- _WHAT IS NEEDED_: Set down all of the records exactly.

- _EXERCISE MATERIAL_:

§

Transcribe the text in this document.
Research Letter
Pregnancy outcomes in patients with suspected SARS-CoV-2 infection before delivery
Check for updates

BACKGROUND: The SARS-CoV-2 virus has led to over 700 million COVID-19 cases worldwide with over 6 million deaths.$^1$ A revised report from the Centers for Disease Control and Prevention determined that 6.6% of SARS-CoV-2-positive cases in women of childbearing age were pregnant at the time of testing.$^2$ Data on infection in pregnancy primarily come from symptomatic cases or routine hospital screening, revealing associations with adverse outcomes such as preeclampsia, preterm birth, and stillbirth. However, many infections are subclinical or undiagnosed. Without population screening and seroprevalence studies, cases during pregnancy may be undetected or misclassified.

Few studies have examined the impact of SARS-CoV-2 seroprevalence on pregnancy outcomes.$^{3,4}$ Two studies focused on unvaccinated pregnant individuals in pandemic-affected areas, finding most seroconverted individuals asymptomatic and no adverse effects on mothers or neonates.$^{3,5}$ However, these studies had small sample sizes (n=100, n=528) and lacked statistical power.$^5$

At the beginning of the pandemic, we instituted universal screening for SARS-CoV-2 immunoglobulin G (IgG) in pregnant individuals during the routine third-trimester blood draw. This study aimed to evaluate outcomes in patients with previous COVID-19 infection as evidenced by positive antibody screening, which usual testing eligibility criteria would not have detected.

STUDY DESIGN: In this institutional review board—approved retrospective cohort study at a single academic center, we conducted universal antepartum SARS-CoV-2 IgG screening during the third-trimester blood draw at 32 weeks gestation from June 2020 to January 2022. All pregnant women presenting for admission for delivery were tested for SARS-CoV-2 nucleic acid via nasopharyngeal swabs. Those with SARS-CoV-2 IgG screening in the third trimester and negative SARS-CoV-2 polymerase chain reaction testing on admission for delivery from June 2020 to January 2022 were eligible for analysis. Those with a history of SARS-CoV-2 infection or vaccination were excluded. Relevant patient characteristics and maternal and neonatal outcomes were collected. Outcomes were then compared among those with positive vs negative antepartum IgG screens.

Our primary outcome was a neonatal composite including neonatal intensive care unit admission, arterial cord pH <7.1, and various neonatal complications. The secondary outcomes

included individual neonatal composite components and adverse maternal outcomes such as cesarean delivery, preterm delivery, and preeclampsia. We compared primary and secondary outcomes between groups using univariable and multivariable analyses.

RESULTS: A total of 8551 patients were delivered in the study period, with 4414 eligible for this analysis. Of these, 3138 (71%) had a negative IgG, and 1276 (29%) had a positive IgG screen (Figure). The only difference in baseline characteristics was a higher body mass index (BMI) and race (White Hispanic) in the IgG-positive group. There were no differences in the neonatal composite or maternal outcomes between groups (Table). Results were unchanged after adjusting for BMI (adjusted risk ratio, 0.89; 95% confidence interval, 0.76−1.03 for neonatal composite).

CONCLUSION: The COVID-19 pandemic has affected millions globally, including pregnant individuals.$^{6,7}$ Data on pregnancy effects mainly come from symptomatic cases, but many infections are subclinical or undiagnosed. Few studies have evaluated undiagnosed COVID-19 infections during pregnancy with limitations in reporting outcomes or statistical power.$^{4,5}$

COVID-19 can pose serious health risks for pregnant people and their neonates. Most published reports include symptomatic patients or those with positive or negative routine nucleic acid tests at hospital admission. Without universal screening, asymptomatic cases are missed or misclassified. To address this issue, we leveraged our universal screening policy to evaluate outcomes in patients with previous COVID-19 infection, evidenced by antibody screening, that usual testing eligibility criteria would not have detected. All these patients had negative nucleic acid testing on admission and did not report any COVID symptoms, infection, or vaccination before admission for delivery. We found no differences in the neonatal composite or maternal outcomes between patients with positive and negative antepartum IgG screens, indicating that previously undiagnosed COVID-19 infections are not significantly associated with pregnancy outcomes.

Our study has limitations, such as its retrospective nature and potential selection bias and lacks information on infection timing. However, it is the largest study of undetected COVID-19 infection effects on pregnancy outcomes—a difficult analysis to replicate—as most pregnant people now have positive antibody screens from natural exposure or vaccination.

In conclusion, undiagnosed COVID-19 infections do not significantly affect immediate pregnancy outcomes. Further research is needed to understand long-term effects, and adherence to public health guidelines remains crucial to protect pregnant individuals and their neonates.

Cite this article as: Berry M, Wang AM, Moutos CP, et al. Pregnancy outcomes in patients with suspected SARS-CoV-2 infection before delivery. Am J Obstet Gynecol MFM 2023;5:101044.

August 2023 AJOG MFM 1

§

- _ANSWER TO THIS TASK_:
Transcribe the text in this document.
Research Letter
Pregnancy outcomes in patients with suspected SARS-CoV-2 infection before delivery
Check for updates

BACKGROUND: The SARS-CoV-2 virus has led to over 700 million COVID-19 cases worldwide with over 6 million deaths.$^1$ A revised report from the Centers for Disease Control and Prevention determined that 6.6% of SARS-CoV-2-positive cases in women of childbearing age were pregnant at the time of testing.$^2$ Data on infection in pregnancy primarily come from symptomatic cases or routine hospital screening, revealing associations with adverse outcomes such as preeclampsia, preterm birth, and stillbirth. However, many infections are subclinical or undiagnosed. Without population screening and seroprevalence studies, cases during pregnancy may be undetected or misclassified.

Few studies have examined the impact of SARS-CoV-2 seroprevalence on pregnancy outcomes.$^{3,4}$ Two studies focused on unvaccinated pregnant individuals in pandemic-affected areas, finding most seroconverted individuals asymptomatic and no adverse effects on mothers or neonates.$^{3,5}$ However, these studies had small sample sizes (n=100, n=528) and lacked statistical power.$^5$

At the beginning of the pandemic, we instituted universal screening for SARS-CoV-2 immunoglobulin G (IgG) in pregnant individuals during the routine third-trimester blood draw. This study aimed to evaluate outcomes in patients with previous COVID-19 infection as evidenced by positive antibody screening, which usual testing eligibility criteria would not have detected.

STUDY DESIGN: In this institutional review board—approved retrospective cohort study at a single academic center, we conducted universal antepartum SARS-CoV-2 IgG screening during the third-trimester blood draw at 32 weeks gestation from June 2020 to January 2022. All pregnant women presenting for admission for delivery were tested for SARS-CoV-2 nucleic acid via nasopharyngeal swabs. Those with SARS-CoV-2 IgG screening in the third trimester and negative SARS-CoV-2 polymerase chain reaction testing on admission for delivery from June 2020 to January 2022 were eligible for analysis. Those with a history of SARS-CoV-2 infection or vaccination were excluded. Relevant patient characteristics and maternal and neonatal outcomes were collected. Outcomes were then compared among those with positive vs negative antepartum IgG screens.

Our primary outcome was a neonatal composite including neonatal intensive care unit admission, arterial cord pH <7.1, and various neonatal complications. The secondary outcomes

included individual neonatal composite components and adverse maternal outcomes such as cesarean delivery, preterm delivery, and preeclampsia. We compared primary and secondary outcomes between groups using univariable and multivariable analyses.

RESULTS: A total of 8551 patients were delivered in the study period, with 4414 eligible for this analysis. Of these, 3138 (71%) had a negative IgG, and 1276 (29%) had a positive IgG screen (Figure). The only difference in baseline characteristics was a higher body mass index (BMI) and race (White Hispanic) in the IgG-positive group. There were no differences in the neonatal composite or maternal outcomes between groups (Table). Results were unchanged after adjusting for BMI (adjusted risk ratio, 0.89; 95% confidence interval, 0.76−1.03 for neonatal composite).

CONCLUSION: The COVID-19 pandemic has affected millions globally, including pregnant individuals.$^{6,7}$ Data on pregnancy effects mainly come from symptomatic cases, but many infections are subclinical or undiagnosed. Few studies have evaluated undiagnosed COVID-19 infections during pregnancy with limitations in reporting outcomes or statistical power.$^{4,5}$

COVID-19 can pose serious health risks for pregnant people and their neonates. Most published reports include symptomatic patients or those with positive or negative routine nucleic acid tests at hospital admission. Without universal screening, asymptomatic cases are missed or misclassified. To address this issue, we leveraged our universal screening policy to evaluate outcomes in patients with previous COVID-19 infection, evidenced by antibody screening, that usual testing eligibility criteria would not have detected. All these patients had negative nucleic acid testing on admission and did not report any COVID symptoms, infection, or vaccination before admission for delivery. We found no differences in the neonatal composite or maternal outcomes between patients with positive and negative antepartum IgG screens, indicating that previously undiagnosed COVID-19 infections are not significantly associated with pregnancy outcomes.

Our study has limitations, such as its retrospective nature and potential selection bias and lacks information on infection timing. However, it is the largest study of undetected COVID-19 infection effects on pregnancy outcomes—a difficult analysis to replicate—as most pregnant people now have positive antibody screens from natural exposure or vaccination.

In conclusion, undiagnosed COVID-19 infections do not significantly affect immediate pregnancy outcomes. Further research is needed to understand long-term effects, and adherence to public health guidelines remains crucial to protect pregnant individuals and their neonates.

Cite this article as: Berry M, Wang AM, Moutos CP, et al. Pregnancy outcomes in patients with suspected SARS-CoV-2 infection before delivery. Am J Obstet Gynecol MFM 2023;5:101044.

August 2023 AJOG MFM 1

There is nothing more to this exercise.